(Dataset listings of figures)
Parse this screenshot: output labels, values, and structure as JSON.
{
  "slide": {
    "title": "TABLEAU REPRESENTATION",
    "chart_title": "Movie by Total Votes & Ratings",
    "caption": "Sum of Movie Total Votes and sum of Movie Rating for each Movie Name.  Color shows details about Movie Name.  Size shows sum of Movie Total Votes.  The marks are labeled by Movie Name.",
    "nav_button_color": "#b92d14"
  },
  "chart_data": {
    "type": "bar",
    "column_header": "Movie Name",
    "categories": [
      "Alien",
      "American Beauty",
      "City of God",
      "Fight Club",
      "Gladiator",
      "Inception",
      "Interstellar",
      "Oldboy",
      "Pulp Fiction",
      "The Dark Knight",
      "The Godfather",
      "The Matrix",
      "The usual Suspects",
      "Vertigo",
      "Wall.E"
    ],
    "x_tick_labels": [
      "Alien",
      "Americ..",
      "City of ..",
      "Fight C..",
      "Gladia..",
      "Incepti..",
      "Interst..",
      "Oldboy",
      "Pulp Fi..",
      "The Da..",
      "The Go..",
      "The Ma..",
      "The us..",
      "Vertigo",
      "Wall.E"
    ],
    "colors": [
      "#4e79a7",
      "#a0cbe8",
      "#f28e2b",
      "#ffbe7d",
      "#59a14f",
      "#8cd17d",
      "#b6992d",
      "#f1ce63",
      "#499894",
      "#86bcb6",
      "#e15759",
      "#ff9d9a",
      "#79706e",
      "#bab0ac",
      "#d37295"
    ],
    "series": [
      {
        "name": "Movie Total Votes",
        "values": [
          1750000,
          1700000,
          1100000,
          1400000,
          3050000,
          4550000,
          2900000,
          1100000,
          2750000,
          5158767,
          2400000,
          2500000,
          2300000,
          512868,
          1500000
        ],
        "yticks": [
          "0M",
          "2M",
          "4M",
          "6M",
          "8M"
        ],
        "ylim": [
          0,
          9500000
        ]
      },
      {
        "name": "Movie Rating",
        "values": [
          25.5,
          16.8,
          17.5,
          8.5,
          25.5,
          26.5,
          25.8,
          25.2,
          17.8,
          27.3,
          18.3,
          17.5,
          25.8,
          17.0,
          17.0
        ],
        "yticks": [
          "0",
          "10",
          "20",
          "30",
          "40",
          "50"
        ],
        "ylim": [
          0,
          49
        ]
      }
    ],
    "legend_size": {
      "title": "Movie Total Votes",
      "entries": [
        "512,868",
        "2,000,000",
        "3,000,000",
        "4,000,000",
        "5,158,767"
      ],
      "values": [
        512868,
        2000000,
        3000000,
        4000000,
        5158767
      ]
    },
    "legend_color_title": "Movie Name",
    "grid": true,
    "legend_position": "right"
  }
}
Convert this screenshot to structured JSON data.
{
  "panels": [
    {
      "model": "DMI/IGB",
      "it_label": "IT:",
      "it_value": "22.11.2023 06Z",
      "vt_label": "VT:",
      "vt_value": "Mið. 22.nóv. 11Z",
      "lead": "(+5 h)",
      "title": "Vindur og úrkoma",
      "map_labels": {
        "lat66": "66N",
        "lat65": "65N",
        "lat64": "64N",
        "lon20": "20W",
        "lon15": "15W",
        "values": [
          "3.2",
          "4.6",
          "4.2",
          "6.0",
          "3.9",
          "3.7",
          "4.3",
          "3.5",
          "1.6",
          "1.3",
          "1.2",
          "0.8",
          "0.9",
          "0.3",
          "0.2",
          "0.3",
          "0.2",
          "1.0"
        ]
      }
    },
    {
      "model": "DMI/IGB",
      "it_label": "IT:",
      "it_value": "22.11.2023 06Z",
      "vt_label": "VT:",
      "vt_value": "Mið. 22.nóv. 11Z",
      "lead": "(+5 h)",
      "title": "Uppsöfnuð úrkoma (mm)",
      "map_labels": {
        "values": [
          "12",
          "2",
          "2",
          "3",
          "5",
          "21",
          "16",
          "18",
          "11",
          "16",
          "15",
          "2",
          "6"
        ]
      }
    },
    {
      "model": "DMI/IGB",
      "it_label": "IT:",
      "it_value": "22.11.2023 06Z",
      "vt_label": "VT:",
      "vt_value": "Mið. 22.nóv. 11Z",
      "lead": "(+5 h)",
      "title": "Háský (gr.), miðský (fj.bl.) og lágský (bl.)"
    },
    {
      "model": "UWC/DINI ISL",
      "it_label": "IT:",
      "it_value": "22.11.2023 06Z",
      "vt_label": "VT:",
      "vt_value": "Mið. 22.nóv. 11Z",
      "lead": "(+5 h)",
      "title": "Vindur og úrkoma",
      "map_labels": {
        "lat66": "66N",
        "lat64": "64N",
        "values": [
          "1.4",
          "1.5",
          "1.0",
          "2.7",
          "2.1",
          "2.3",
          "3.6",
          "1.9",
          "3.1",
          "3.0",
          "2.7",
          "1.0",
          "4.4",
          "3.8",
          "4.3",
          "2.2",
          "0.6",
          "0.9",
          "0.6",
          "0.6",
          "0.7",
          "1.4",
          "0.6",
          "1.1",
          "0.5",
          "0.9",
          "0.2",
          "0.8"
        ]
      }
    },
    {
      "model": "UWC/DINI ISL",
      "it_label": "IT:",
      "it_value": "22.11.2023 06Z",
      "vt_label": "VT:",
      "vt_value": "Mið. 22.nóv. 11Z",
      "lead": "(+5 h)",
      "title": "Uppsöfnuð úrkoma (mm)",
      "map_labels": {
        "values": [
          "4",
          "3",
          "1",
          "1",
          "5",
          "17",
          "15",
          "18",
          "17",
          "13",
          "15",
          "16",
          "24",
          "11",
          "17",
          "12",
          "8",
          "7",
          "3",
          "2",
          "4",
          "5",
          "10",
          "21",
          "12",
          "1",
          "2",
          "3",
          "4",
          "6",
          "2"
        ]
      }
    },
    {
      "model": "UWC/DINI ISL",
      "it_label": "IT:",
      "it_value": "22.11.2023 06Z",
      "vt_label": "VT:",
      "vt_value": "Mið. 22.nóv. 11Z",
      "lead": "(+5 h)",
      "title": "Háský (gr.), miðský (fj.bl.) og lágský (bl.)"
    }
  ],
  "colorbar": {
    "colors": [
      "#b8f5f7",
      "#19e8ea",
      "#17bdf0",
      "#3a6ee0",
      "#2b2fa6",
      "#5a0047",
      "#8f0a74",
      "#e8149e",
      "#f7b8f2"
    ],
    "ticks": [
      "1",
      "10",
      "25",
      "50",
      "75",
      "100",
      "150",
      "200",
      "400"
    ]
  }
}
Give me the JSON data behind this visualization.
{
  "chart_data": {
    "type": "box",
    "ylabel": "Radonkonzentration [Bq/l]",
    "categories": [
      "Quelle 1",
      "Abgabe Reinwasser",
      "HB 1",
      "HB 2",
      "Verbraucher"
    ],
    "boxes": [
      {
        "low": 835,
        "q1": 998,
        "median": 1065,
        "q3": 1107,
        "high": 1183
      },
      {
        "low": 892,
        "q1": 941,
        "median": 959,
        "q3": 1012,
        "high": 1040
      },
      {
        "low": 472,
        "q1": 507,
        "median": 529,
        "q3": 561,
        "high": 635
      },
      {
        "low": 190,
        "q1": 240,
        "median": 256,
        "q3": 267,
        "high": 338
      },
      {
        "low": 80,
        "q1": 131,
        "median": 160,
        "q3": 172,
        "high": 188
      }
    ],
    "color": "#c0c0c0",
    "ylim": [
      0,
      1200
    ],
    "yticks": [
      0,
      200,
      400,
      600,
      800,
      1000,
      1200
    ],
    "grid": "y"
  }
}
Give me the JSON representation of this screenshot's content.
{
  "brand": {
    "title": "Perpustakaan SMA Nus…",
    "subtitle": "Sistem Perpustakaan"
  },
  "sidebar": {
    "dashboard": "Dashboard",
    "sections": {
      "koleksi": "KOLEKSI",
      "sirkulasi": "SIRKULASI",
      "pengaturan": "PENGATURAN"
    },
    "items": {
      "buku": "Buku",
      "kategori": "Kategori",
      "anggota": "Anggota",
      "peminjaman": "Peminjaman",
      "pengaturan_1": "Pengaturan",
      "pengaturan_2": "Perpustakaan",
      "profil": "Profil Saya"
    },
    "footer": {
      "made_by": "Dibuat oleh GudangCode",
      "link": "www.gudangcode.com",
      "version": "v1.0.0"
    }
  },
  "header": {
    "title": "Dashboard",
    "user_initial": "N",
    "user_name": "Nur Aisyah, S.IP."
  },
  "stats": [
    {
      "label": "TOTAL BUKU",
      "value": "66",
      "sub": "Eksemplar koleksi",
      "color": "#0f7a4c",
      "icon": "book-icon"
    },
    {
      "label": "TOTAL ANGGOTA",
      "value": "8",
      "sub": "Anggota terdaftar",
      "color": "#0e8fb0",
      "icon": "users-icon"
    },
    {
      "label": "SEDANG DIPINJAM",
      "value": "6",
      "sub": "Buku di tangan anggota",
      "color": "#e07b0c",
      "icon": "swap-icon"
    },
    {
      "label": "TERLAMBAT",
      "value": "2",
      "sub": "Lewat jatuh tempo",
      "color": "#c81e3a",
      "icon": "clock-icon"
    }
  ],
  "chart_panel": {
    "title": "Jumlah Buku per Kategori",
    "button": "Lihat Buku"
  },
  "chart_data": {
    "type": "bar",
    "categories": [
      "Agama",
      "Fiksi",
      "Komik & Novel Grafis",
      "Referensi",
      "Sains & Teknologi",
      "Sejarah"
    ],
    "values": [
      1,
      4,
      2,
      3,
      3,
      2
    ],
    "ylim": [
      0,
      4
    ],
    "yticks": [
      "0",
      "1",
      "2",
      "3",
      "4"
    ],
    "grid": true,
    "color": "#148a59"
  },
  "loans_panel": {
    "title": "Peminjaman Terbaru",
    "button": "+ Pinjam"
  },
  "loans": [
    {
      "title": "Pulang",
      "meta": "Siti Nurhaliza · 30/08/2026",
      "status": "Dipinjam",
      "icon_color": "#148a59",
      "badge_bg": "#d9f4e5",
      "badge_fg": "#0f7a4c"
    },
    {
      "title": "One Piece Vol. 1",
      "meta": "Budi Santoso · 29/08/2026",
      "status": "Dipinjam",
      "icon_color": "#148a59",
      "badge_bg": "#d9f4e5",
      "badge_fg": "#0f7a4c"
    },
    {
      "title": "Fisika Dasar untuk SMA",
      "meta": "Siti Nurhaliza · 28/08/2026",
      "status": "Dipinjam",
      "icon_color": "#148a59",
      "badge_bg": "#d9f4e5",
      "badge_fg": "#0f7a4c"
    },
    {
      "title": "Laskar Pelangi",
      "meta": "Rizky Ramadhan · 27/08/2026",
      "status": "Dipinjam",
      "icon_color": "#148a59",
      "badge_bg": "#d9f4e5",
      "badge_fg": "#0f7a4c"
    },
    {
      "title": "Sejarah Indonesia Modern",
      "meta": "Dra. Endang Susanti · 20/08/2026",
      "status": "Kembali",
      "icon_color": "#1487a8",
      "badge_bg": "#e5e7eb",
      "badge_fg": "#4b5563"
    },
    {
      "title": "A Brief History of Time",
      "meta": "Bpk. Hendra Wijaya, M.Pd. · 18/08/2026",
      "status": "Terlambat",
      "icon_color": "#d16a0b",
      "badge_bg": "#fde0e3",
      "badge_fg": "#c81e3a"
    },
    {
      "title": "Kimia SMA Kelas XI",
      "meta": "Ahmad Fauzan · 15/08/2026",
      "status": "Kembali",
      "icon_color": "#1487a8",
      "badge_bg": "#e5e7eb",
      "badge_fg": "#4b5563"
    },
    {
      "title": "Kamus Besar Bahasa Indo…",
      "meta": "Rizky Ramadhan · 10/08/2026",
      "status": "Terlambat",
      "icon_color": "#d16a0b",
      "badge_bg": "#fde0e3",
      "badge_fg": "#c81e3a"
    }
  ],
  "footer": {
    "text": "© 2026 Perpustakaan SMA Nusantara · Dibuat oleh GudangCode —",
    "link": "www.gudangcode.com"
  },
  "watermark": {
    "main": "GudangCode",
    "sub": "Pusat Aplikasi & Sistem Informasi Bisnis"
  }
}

Exercise
Pick out all lines from the data above in which the word "this" appears.

Written response
Parse this screenshot: output labels, values, and structure as JSON.
Convert this screenshot to structured JSON data.
Give me the JSON data behind this visualization.
Give me the JSON representation of this screenshot's content.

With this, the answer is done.